### What you need to do
Exclude all pictures, then copy each of the records exactly as written.

Figure record extracts
==*==

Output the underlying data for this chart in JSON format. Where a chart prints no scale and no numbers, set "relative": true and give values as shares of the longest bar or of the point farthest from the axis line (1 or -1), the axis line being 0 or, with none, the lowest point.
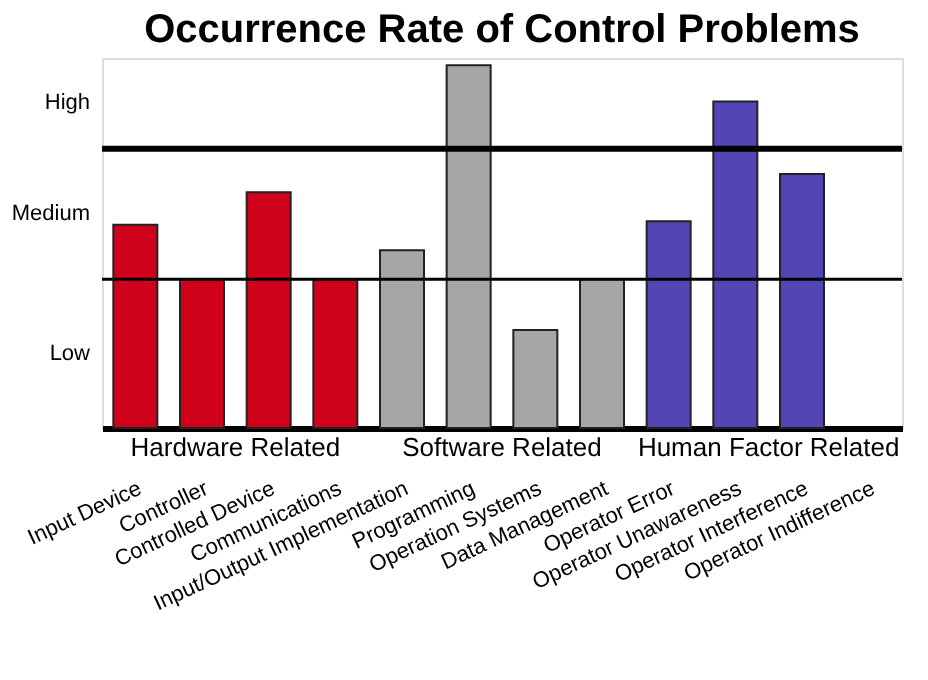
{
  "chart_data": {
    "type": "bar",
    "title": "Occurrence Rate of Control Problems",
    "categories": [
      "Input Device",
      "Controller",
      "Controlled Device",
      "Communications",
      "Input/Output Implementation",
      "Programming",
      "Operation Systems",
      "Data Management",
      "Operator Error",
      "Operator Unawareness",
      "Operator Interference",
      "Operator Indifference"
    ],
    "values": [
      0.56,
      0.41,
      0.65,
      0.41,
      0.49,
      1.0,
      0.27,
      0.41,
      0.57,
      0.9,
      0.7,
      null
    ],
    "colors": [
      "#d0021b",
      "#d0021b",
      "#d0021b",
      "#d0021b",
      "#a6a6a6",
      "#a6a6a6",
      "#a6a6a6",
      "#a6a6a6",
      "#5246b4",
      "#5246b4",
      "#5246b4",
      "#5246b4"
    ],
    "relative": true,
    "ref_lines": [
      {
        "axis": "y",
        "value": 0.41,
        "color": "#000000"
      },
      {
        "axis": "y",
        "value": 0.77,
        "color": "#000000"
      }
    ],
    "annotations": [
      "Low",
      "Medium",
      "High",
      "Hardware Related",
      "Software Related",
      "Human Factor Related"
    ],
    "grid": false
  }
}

==*==

### Response
Output the underlying data for this chart in JSON format. Where a chart prints no scale and no numbers, set "relative": true and give values as shares of the longest bar or of the point farthest from the axis line (1 or -1), the axis line being 0 or, with none, the lowest point.
{
  "chart_data": {
    "type": "bar",
    "title": "Occurrence Rate of Control Problems",
    "categories": [
      "Input Device",
      "Controller",
      "Controlled Device",
      "Communications",
      "Input/Output Implementation",
      "Programming",
      "Operation Systems",
      "Data Management",
      "Operator Error",
      "Operator Unawareness",
      "Operator Interference",
      "Operator Indifference"
    ],
    "values": [
      0.56,
      0.41,
      0.65,
      0.41,
      0.49,
      1.0,
      0.27,
      0.41,
      0.57,
      0.9,
      0.7,
      null
    ],
    "colors": [
      "#d0021b",
      "#d0021b",
      "#d0021b",
      "#d0021b",
      "#a6a6a6",
      "#a6a6a6",
      "#a6a6a6",
      "#a6a6a6",
      "#5246b4",
      "#5246b4",
      "#5246b4",
      "#5246b4"
    ],
    "relative": true,
    "ref_lines": [
      {
        "axis": "y",
        "value": 0.41,
        "color": "#000000"
      },
      {
        "axis": "y",
        "value": 0.77,
        "color": "#000000"
      }
    ],
    "annotations": [
      "Low",
      "Medium",
      "High",
      "Hardware Related",
      "Software Related",
      "Human Factor Related"
    ],
    "grid": false
  }
}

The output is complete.